**WHAT TO PRODUCE**
Print each line exactly as it is given.

* START *

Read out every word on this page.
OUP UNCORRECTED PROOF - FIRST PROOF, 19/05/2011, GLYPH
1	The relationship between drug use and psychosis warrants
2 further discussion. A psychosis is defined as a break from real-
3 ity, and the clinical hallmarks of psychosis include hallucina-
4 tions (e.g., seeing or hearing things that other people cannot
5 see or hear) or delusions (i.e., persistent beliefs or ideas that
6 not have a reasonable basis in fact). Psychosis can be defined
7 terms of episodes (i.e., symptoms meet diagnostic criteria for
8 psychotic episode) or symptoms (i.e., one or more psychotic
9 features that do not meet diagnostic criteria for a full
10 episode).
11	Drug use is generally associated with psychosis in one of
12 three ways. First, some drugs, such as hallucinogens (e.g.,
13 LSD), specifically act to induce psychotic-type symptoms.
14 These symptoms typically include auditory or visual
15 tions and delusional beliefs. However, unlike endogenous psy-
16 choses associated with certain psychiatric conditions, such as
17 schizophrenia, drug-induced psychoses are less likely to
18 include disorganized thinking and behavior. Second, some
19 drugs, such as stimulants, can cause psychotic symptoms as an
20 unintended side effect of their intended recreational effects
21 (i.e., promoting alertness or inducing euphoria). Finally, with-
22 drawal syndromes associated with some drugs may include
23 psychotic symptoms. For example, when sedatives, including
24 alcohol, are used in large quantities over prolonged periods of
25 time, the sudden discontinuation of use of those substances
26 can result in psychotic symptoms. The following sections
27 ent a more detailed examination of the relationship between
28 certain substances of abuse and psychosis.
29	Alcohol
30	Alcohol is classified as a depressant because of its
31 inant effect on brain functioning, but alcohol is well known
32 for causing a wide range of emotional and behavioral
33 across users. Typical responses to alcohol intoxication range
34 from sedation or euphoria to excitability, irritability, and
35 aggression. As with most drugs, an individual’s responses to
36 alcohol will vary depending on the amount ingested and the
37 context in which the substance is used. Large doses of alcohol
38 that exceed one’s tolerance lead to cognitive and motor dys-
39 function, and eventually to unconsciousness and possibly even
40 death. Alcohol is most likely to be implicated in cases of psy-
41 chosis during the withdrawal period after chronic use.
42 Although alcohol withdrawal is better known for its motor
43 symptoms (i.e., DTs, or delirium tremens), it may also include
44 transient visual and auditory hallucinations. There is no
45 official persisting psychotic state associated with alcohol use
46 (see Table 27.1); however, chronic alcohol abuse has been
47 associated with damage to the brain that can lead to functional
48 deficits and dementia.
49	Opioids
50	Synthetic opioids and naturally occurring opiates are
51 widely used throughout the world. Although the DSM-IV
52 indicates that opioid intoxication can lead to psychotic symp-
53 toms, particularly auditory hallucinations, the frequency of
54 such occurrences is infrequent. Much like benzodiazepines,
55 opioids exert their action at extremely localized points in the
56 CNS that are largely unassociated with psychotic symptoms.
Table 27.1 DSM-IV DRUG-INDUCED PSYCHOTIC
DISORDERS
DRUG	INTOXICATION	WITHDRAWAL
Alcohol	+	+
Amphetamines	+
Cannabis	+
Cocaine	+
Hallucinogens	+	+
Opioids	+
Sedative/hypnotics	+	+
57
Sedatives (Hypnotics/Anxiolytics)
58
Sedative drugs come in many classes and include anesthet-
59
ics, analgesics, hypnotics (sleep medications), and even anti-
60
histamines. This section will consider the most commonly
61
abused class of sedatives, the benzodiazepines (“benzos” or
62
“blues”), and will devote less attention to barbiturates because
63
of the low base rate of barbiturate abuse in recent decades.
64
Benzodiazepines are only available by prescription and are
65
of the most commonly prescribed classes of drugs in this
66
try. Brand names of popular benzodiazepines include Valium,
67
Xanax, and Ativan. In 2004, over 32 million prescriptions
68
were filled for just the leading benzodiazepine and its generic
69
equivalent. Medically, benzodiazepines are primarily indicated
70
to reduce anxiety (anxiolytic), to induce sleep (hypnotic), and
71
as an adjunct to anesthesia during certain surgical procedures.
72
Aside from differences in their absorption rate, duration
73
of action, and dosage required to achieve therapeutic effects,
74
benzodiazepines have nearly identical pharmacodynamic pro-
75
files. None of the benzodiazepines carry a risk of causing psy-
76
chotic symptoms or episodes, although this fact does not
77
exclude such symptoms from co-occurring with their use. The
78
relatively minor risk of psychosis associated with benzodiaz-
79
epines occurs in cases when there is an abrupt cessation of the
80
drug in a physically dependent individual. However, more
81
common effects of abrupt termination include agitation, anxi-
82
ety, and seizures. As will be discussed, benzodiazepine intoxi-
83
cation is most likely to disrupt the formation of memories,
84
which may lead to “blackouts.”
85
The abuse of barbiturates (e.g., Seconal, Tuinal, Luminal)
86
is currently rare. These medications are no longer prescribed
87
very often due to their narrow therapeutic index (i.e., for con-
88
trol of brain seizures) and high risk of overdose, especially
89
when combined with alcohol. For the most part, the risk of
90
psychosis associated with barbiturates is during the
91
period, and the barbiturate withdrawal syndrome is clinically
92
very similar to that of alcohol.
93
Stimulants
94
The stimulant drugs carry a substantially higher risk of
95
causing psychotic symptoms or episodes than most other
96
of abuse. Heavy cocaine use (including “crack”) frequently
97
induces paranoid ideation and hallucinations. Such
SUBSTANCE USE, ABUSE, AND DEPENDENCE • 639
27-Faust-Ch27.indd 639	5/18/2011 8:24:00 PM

* END *

**RESULT OF THE EXERCISE**
Read out every word on this page.
OUP UNCORRECTED PROOF - FIRST PROOF, 19/05/2011, GLYPH
1	The relationship between drug use and psychosis warrants
2 further discussion. A psychosis is defined as a break from real-
3 ity, and the clinical hallmarks of psychosis include hallucina-
4 tions (e.g., seeing or hearing things that other people cannot
5 see or hear) or delusions (i.e., persistent beliefs or ideas that
6 not have a reasonable basis in fact). Psychosis can be defined
7 terms of episodes (i.e., symptoms meet diagnostic criteria for
8 psychotic episode) or symptoms (i.e., one or more psychotic
9 features that do not meet diagnostic criteria for a full
10 episode).
11	Drug use is generally associated with psychosis in one of
12 three ways. First, some drugs, such as hallucinogens (e.g.,
13 LSD), specifically act to induce psychotic-type symptoms.
14 These symptoms typically include auditory or visual
15 tions and delusional beliefs. However, unlike endogenous psy-
16 choses associated with certain psychiatric conditions, such as
17 schizophrenia, drug-induced psychoses are less likely to
18 include disorganized thinking and behavior. Second, some
19 drugs, such as stimulants, can cause psychotic symptoms as an
20 unintended side effect of their intended recreational effects
21 (i.e., promoting alertness or inducing euphoria). Finally, with-
22 drawal syndromes associated with some drugs may include
23 psychotic symptoms. For example, when sedatives, including
24 alcohol, are used in large quantities over prolonged periods of
25 time, the sudden discontinuation of use of those substances
26 can result in psychotic symptoms. The following sections
27 ent a more detailed examination of the relationship between
28 certain substances of abuse and psychosis.
29	Alcohol
30	Alcohol is classified as a depressant because of its
31 inant effect on brain functioning, but alcohol is well known
32 for causing a wide range of emotional and behavioral
33 across users. Typical responses to alcohol intoxication range
34 from sedation or euphoria to excitability, irritability, and
35 aggression. As with most drugs, an individual’s responses to
36 alcohol will vary depending on the amount ingested and the
37 context in which the substance is used. Large doses of alcohol
38 that exceed one’s tolerance lead to cognitive and motor dys-
39 function, and eventually to unconsciousness and possibly even
40 death. Alcohol is most likely to be implicated in cases of psy-
41 chosis during the withdrawal period after chronic use.
42 Although alcohol withdrawal is better known for its motor
43 symptoms (i.e., DTs, or delirium tremens), it may also include
44 transient visual and auditory hallucinations. There is no
45 official persisting psychotic state associated with alcohol use
46 (see Table 27.1); however, chronic alcohol abuse has been
47 associated with damage to the brain that can lead to functional
48 deficits and dementia.
49	Opioids
50	Synthetic opioids and naturally occurring opiates are
51 widely used throughout the world. Although the DSM-IV
52 indicates that opioid intoxication can lead to psychotic symp-
53 toms, particularly auditory hallucinations, the frequency of
54 such occurrences is infrequent. Much like benzodiazepines,
55 opioids exert their action at extremely localized points in the
56 CNS that are largely unassociated with psychotic symptoms.
Table 27.1 DSM-IV DRUG-INDUCED PSYCHOTIC
DISORDERS
DRUG	INTOXICATION	WITHDRAWAL
Alcohol	+	+
Amphetamines	+
Cannabis	+
Cocaine	+
Hallucinogens	+	+
Opioids	+
Sedative/hypnotics	+	+
57
Sedatives (Hypnotics/Anxiolytics)
58
Sedative drugs come in many classes and include anesthet-
59
ics, analgesics, hypnotics (sleep medications), and even anti-
60
histamines. This section will consider the most commonly
61
abused class of sedatives, the benzodiazepines (“benzos” or
62
“blues”), and will devote less attention to barbiturates because
63
of the low base rate of barbiturate abuse in recent decades.
64
Benzodiazepines are only available by prescription and are
65
of the most commonly prescribed classes of drugs in this
66
try. Brand names of popular benzodiazepines include Valium,
67
Xanax, and Ativan. In 2004, over 32 million prescriptions
68
were filled for just the leading benzodiazepine and its generic
69
equivalent. Medically, benzodiazepines are primarily indicated
70
to reduce anxiety (anxiolytic), to induce sleep (hypnotic), and
71
as an adjunct to anesthesia during certain surgical procedures.
72
Aside from differences in their absorption rate, duration
73
of action, and dosage required to achieve therapeutic effects,
74
benzodiazepines have nearly identical pharmacodynamic pro-
75
files. None of the benzodiazepines carry a risk of causing psy-
76
chotic symptoms or episodes, although this fact does not
77
exclude such symptoms from co-occurring with their use. The
78
relatively minor risk of psychosis associated with benzodiaz-
79
epines occurs in cases when there is an abrupt cessation of the
80
drug in a physically dependent individual. However, more
81
common effects of abrupt termination include agitation, anxi-
82
ety, and seizures. As will be discussed, benzodiazepine intoxi-
83
cation is most likely to disrupt the formation of memories,
84
which may lead to “blackouts.”
85
The abuse of barbiturates (e.g., Seconal, Tuinal, Luminal)
86
is currently rare. These medications are no longer prescribed
87
very often due to their narrow therapeutic index (i.e., for con-
88
trol of brain seizures) and high risk of overdose, especially
89
when combined with alcohol. For the most part, the risk of
90
psychosis associated with barbiturates is during the
91
period, and the barbiturate withdrawal syndrome is clinically
92
very similar to that of alcohol.
93
Stimulants
94
The stimulant drugs carry a substantially higher risk of
95
causing psychotic symptoms or episodes than most other
96
of abuse. Heavy cocaine use (including “crack”) frequently
97
induces paranoid ideation and hallucinations. Such
SUBSTANCE USE, ABUSE, AND DEPENDENCE • 639
27-Faust-Ch27.indd 639	5/18/2011 8:24:00 PM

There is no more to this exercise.